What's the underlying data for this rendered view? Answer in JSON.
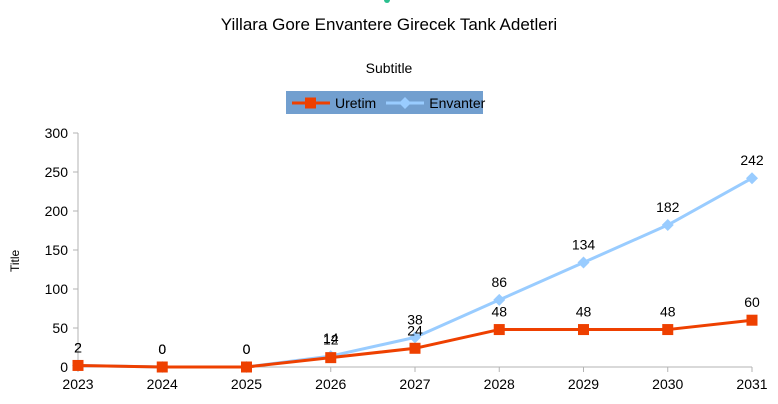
{
  "chart_data": {
    "type": "line",
    "title": "Yillara Gore Envantere Girecek Tank Adetleri",
    "subtitle": "Subtitle",
    "xlabel": "",
    "ylabel": "Title",
    "categories": [
      "2023",
      "2024",
      "2025",
      "2026",
      "2027",
      "2028",
      "2029",
      "2030",
      "2031"
    ],
    "yticks": [
      "0",
      "50",
      "100",
      "150",
      "200",
      "250",
      "300"
    ],
    "ylim": [
      0,
      300
    ],
    "grid": false,
    "legend_position": "top-center",
    "series": [
      {
        "name": "Uretim",
        "values": [
          2,
          0,
          0,
          12,
          24,
          48,
          48,
          48,
          60
        ],
        "color": "#ee4000",
        "marker": "square",
        "labels": [
          "2",
          "0",
          "0",
          "12",
          "24",
          "48",
          "48",
          "48",
          "60"
        ]
      },
      {
        "name": "Envanter",
        "values": [
          2,
          0,
          0,
          14,
          38,
          86,
          134,
          182,
          242
        ],
        "color": "#99ccff",
        "marker": "diamond",
        "labels": [
          "2",
          "0",
          "0",
          "14",
          "38",
          "86",
          "134",
          "182",
          "242"
        ]
      }
    ]
  }
}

-- WHAT THE EXERCISE ASKS --
Leave out the pictures and print every line of the data exactly.

-- SOLVED PROBLEM --
What's the underlying data for this rendered view? Answer in JSON.
{
  "chart_data": {
    "type": "line",
    "title": "Yillara Gore Envantere Girecek Tank Adetleri",
    "subtitle": "Subtitle",
    "xlabel": "",
    "ylabel": "Title",
    "categories": [
      "2023",
      "2024",
      "2025",
      "2026",
      "2027",
      "2028",
      "2029",
      "2030",
      "2031"
    ],
    "yticks": [
      "0",
      "50",
      "100",
      "150",
      "200",
      "250",
      "300"
    ],
    "ylim": [
      0,
      300
    ],
    "grid": false,
    "legend_position": "top-center",
    "series": [
      {
        "name": "Uretim",
        "values": [
          2,
          0,
          0,
          12,
          24,
          48,
          48,
          48,
          60
        ],
        "color": "#ee4000",
        "marker": "square",
        "labels": [
          "2",
          "0",
          "0",
          "12",
          "24",
          "48",
          "48",
          "48",
          "60"
        ]
      },
      {
        "name": "Envanter",
        "values": [
          2,
          0,
          0,
          14,
          38,
          86,
          134,
          182,
          242
        ],
        "color": "#99ccff",
        "marker": "diamond",
        "labels": [
          "2",
          "0",
          "0",
          "14",
          "38",
          "86",
          "134",
          "182",
          "242"
        ]
      }
    ]
  }
}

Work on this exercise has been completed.